(Stored data)
start

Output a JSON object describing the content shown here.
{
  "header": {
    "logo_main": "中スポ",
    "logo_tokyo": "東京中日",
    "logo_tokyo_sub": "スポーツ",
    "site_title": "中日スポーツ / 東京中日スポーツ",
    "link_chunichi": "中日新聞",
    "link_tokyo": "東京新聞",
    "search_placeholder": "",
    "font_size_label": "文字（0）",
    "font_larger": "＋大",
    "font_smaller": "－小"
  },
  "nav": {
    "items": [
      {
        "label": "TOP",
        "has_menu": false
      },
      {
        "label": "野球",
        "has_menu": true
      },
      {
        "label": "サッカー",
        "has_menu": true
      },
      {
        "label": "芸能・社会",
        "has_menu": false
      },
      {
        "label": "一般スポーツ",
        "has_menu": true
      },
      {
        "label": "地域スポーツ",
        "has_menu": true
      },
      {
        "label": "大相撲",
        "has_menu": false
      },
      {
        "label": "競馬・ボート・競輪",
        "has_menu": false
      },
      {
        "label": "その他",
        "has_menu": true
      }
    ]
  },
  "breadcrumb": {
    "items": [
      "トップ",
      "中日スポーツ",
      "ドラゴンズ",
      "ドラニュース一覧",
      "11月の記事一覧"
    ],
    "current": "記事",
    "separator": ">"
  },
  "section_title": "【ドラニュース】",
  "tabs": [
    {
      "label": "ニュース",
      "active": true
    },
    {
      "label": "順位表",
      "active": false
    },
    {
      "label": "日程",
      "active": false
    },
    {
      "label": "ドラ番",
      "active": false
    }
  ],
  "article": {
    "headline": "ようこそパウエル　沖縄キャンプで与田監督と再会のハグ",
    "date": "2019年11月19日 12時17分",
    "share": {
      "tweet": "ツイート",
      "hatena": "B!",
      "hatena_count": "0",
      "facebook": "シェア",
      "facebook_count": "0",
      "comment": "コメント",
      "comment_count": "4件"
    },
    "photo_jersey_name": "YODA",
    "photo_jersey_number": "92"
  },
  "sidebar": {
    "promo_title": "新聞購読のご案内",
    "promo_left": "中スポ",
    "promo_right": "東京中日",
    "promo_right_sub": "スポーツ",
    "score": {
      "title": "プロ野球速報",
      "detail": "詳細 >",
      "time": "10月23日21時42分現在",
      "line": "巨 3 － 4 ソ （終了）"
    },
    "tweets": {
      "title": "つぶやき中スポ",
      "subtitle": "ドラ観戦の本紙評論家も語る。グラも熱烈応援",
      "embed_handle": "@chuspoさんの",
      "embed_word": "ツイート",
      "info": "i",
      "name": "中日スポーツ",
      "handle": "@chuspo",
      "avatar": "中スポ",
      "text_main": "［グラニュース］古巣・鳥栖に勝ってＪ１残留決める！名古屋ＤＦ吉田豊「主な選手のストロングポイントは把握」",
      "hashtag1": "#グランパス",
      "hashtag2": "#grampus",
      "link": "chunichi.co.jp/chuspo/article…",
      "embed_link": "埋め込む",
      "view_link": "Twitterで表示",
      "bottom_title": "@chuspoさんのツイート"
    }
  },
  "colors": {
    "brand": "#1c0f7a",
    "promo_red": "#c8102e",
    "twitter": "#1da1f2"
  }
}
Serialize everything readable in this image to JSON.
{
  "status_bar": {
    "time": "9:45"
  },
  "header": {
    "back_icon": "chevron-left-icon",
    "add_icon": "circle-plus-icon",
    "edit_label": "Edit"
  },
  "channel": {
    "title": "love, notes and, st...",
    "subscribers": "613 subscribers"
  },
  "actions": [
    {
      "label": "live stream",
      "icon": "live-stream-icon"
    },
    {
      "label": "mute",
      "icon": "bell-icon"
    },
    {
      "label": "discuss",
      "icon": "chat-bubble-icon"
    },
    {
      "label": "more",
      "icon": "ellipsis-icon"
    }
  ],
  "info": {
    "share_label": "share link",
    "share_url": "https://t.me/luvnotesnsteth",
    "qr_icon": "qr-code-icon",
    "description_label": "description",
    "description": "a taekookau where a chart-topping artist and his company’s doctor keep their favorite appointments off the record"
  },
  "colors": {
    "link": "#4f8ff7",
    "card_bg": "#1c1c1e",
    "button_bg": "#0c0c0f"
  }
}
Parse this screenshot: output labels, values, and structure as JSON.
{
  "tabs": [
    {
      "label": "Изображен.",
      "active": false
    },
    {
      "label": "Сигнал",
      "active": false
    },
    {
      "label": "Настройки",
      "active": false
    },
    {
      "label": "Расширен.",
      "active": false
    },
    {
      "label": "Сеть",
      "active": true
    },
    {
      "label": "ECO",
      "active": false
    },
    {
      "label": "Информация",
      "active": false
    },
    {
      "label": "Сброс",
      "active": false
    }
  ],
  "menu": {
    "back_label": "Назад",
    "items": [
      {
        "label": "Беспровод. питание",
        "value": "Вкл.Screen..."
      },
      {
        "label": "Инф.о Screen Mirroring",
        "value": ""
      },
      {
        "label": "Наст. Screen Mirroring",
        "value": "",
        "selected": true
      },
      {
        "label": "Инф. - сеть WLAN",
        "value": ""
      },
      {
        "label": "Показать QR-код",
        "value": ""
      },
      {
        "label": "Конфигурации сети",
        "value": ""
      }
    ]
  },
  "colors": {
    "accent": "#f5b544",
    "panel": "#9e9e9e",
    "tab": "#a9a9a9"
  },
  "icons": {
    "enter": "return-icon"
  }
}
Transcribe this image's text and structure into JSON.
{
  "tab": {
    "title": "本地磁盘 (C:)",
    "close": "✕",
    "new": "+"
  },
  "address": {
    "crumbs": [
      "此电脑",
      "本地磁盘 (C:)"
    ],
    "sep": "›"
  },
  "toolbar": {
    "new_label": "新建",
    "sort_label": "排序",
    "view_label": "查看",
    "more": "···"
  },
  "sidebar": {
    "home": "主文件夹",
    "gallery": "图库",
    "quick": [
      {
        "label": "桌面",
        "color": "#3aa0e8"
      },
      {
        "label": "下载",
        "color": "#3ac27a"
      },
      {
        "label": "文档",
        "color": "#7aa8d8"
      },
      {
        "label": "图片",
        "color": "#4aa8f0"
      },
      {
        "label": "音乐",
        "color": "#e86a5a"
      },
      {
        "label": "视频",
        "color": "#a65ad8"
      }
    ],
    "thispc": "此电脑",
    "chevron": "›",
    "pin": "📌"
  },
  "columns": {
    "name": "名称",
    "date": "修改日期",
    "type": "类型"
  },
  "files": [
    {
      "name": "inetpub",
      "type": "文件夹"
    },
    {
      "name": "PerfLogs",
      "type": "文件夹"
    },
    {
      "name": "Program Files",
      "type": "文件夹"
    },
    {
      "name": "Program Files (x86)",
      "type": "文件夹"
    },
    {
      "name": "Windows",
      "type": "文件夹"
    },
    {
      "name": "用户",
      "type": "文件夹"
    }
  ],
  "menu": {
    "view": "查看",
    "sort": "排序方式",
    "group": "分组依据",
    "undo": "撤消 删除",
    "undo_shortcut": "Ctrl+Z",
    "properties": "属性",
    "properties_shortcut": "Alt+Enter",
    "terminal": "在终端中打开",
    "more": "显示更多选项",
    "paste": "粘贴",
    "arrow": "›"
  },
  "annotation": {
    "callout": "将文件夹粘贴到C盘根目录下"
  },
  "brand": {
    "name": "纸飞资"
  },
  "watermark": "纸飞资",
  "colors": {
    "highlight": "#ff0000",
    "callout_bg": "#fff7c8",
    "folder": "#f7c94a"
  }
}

end

What to produce =
Go through the records and show every line with the string "Mirroring" in it.

Full output =
        "label": "Инф.о Screen Mirroring",
        "label": "Наст. Screen Mirroring",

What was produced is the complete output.